### Short task
Extract, from the listing that follows, each line containing the word "left".

### Data supplied
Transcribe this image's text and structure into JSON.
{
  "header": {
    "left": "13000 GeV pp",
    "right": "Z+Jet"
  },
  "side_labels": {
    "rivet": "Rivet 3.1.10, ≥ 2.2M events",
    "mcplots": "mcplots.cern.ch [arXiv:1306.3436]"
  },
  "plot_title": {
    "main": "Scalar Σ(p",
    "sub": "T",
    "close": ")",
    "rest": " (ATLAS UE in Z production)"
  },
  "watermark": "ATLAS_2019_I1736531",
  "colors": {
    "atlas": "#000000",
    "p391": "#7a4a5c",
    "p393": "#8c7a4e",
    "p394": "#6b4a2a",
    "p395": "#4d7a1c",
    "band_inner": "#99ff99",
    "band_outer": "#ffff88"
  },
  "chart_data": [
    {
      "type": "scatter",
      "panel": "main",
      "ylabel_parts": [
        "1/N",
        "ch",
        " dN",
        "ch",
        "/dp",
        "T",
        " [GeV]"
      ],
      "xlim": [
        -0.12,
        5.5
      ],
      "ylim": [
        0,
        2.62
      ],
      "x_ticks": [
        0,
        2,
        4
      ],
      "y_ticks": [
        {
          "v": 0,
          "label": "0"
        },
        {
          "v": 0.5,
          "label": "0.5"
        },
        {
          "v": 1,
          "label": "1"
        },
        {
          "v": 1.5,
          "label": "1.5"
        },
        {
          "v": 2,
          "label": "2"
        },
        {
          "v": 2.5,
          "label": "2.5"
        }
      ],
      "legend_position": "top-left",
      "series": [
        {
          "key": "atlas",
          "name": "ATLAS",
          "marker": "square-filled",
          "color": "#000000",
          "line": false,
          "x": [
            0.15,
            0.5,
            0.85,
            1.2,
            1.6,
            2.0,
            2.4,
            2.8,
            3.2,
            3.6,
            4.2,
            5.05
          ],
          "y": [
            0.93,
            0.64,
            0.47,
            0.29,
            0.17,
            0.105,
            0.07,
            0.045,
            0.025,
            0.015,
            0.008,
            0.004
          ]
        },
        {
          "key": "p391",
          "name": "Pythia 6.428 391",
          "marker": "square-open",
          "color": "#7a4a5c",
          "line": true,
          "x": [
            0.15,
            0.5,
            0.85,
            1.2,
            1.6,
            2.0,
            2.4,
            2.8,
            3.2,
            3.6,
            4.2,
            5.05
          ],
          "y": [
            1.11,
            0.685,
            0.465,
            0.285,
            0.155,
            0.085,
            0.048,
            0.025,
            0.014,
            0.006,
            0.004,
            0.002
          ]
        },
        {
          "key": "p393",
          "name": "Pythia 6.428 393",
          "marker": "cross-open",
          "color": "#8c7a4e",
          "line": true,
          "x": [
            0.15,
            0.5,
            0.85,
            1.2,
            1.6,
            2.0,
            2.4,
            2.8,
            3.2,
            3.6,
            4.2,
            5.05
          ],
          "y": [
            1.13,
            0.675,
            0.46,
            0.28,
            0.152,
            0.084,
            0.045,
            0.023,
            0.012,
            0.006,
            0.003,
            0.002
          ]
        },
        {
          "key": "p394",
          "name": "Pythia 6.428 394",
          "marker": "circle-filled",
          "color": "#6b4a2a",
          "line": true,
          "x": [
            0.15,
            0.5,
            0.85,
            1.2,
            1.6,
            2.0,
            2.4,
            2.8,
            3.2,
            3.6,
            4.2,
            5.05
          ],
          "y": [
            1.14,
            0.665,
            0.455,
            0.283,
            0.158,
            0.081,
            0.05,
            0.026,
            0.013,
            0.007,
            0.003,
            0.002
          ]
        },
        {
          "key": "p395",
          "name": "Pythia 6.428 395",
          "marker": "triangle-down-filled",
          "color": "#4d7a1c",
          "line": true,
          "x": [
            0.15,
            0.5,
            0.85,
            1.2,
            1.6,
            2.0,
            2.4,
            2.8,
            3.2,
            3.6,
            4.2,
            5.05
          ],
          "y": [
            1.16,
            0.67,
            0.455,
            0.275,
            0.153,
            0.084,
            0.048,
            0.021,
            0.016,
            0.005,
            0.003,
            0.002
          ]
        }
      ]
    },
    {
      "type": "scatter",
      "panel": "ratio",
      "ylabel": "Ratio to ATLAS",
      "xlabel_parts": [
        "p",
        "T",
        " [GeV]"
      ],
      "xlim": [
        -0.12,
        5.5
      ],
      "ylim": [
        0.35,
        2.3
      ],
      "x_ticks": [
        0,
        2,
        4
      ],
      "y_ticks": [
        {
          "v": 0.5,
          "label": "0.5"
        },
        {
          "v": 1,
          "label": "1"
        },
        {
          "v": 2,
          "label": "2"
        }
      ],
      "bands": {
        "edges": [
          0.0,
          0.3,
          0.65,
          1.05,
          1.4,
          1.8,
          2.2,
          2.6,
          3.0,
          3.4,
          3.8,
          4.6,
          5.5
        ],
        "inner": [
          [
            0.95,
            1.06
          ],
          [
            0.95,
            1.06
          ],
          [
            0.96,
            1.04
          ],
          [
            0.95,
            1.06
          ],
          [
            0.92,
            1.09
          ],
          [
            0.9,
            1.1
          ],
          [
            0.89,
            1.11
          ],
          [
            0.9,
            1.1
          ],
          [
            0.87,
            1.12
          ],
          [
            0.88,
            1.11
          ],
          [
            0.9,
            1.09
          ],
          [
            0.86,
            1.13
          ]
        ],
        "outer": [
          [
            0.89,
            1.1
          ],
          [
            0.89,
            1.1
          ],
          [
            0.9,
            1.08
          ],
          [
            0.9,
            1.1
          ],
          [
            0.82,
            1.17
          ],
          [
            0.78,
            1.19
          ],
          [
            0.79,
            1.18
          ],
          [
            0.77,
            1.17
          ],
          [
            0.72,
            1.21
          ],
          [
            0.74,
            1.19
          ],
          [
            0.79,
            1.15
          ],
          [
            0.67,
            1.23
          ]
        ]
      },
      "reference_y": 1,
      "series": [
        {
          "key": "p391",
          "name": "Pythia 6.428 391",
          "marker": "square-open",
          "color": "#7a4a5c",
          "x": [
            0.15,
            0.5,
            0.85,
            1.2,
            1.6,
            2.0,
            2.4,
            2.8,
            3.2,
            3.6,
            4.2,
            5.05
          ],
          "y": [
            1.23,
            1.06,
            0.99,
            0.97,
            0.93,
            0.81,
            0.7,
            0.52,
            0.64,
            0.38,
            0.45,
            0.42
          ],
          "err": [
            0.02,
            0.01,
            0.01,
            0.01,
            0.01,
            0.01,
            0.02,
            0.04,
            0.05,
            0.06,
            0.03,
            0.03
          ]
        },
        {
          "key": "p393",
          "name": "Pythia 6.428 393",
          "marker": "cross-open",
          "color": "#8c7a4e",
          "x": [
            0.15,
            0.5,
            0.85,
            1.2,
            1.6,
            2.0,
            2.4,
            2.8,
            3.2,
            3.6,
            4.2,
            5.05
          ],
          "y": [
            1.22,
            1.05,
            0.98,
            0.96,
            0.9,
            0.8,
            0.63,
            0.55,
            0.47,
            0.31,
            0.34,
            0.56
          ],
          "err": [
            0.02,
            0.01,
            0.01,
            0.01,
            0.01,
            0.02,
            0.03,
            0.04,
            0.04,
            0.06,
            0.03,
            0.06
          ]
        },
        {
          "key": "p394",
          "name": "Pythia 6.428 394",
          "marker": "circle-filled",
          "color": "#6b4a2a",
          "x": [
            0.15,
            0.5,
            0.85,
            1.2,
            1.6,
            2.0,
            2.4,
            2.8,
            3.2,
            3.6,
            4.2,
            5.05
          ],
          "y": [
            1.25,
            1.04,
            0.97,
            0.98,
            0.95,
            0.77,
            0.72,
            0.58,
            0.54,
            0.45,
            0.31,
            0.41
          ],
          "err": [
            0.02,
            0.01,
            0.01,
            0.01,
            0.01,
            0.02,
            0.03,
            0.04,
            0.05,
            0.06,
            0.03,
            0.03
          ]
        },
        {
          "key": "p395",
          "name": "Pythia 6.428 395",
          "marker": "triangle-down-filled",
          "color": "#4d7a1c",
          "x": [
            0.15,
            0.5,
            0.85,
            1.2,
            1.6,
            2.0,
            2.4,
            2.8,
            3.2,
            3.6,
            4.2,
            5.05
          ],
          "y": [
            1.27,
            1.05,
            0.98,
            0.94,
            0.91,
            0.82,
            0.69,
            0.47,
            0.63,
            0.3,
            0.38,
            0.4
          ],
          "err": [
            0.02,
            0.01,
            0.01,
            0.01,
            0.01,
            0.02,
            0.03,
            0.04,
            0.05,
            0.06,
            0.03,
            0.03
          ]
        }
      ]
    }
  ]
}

### Correct answer
    "left": "13000 GeV pp",
      "legend_position": "top-left",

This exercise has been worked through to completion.